--- Begin Quoted passage ---

AB 711 Passed—But Is It Really a Win? Why This New Law Signals the Next Phase in the Elimination of Certified Court Reporters

The headlines came fast and loud:

“BREAKING: AB 711 HAS PASSED 🚨⁠
Governor Newsom has officially signed AB 711… Attorneys filing motions must now state whether they will provide a certified shorthand reporter… More clarity, fewer conflicts, and a stronger commitment to protecting the record.”

If only that were true.

Behind the confetti emojis and PR spin lies a sobering reality: AB 711 is not a win for the judicial system—it’s a calculated move to offload the state’s responsibility for ensuring accurate court records, and a dangerous turning point in the quiet war being waged against certified court reporters across California.

What AB 711 Actually Does—And Why It’s a Problem

AB 711 requires attorneys filing motions in civil cases to indicate whether they intend to provide their own certified shorthand reporter (CSR). At face value, it sounds like a neutral logistics policy. In reality, it codifies the withdrawal of state accountability.

California law (CCP § 269) has long required a verbatim record in unlimited civil trials, and Rule 2.956 prohibits digital recording unless no CSR is available. But rather than addressing the systemic issue of underhiring and underfunding certified reporters, AB 711 hands the responsibility for the record over to attorneys—essentially turning access to justice into a pay-to-play model.

This bill doesn’t protect the record. It privatizes it.

Don’t Take Our Word for It—Watch It Unfold

Still think AB 711 is harmless?

Just last week, on July 28, 2025, a certified court reporter stood ready in Department 5 at the Spring Street Courthouse. She had been assigned for trial, was present, and prepared to work. But the judge—Karlan Shaller—told the attorneys, “You don’t need a court reporter.”

That moment was documented in a widely circulated exposé titled:
“Judge Tells Attorneys They Don’t Need a Court Reporter for Trial — Even When Certified Reporter is Present and Assigned.”

Although the trial ultimately proceeded with a reporter, the judge’s statement was not a slip of the tongue—it was a signal. It revealed a deeper agenda already playing out behind the scenes.

Just months ago, in Department 30 at Stanley Mosk, another judge presided over an unlimited civil trial without a reporter, despite one being present. That trial now has no certified transcript. No appeal. No accountability.

--- End Quoted passage ---
--- Begin Material shown ---

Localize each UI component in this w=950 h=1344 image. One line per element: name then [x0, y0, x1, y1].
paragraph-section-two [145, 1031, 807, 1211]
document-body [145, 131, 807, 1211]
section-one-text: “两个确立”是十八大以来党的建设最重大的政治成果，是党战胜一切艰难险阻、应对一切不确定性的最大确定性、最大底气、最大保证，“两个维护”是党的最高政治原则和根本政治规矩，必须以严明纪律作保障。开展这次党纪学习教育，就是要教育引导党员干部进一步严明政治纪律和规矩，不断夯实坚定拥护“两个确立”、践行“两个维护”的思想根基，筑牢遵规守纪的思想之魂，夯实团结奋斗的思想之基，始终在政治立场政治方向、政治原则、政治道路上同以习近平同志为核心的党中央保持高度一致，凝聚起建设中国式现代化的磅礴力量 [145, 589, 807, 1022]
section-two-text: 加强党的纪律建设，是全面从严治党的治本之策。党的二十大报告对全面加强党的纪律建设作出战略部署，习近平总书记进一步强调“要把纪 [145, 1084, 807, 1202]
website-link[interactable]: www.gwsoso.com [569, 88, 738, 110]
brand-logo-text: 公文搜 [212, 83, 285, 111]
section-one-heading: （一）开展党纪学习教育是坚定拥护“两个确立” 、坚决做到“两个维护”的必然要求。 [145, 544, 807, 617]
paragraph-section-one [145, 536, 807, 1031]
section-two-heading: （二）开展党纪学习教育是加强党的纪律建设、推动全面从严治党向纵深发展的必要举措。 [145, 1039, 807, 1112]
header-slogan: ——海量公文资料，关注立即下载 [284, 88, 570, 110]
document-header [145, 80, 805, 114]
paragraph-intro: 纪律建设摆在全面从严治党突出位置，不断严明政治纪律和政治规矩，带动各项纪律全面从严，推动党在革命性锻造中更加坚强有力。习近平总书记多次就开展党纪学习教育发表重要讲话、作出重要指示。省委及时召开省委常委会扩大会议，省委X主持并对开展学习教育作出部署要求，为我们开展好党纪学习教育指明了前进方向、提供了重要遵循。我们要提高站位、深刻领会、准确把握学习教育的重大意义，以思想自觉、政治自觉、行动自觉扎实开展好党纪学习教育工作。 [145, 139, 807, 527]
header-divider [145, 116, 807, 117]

--- End Material shown ---

** What you need to do **
- 1) Please return the records from their first line through the line holding "brand-logo-text: 公文搜 [212, 83, 285, 111]", both included, with every line unchanged.
- 2) Resume the article on AB 711 and certified court reporters after its last sentence.
The text and the records have nothing to do with each other.

** Answers by task **
- 1)
Localize each UI component in this w=950 h=1344 image. One line per element: name then [x0, y0, x1, y1].
paragraph-section-two [145, 1031, 807, 1211]
document-body [145, 131, 807, 1211]
section-one-text: “两个确立”是十八大以来党的建设最重大的政治成果，是党战胜一切艰难险阻、应对一切不确定性的最大确定性、最大底气、最大保证，“两个维护”是党的最高政治原则和根本政治规矩，必须以严明纪律作保障。开展这次党纪学习教育，就是要教育引导党员干部进一步严明政治纪律和规矩，不断夯实坚定拥护“两个确立”、践行“两个维护”的思想根基，筑牢遵规守纪的思想之魂，夯实团结奋斗的思想之基，始终在政治立场政治方向、政治原则、政治道路上同以习近平同志为核心的党中央保持高度一致，凝聚起建设中国式现代化的磅礴力量 [145, 589, 807, 1022]
section-two-text: 加强党的纪律建设，是全面从严治党的治本之策。党的二十大报告对全面加强党的纪律建设作出战略部署，习近平总书记进一步强调“要把纪 [145, 1084, 807, 1202]
website-link[interactable]: www.gwsoso.com [569, 88, 738, 110]
brand-logo-text: 公文搜 [212, 83, 285, 111]

- 2)
These aren’t isolated incidents. They are test balloons for a new judicial norm.

AB 711 Fits the Pattern of Erosion

AB 711 doesn’t solve any problem—it enables this erosion to continue, legally.

The judiciary has been building toward this for years. When SB 662—a bill that would have legalized widespread electronic recording—was defeated in early 2024, Los Angeles County Presiding Judge Samantha Jessner issued a controversial general order that gave judges a workaround.

That order authorized electronic recording in unlimited civil, family law, and probate proceedings if no reporter was available. But as we now see, “unavailable” is being redefined in practice to mean “in the room, but ignored.”

And now AB 711 provides the perfect legal cover. Courts can claim they’re merely following procedure—after all, it’s the attorneys’ responsibility now to request or supply a reporter.

The Real Impact on the Legal System

The consequences of this shift are far-reaching:

  • Justice Becomes Tiered: Wealthy clients will have access to private reporters and certified transcripts. Low-income litigants will not.
  • Public Accountability Evaporates: Without an independent officer of the court creating a record, judicial errors, misconduct, or unethical behavior go unchecked.
  • Appeals Become Meaningless: No record means no review. No transcript, no accountability.
  • The State Escapes Responsibility: Courts can continue gutting reporter departments under the guise of “shortages,” all while forcing the burden onto the private sector.

Meanwhile, the court reporting profession—a highly skilled, ethical, and regulated workforce—is being devalued, discredited, and displaced.

Inflated Stats, Misleading Narratives

To justify this trend, courts continue to cite “1.7 million unreported hearings” in two years. But as legal experts have pointed out, most of these are procedural: status conferences, continuances, minute orders. They were never the types of hearings that required transcripts in the first place.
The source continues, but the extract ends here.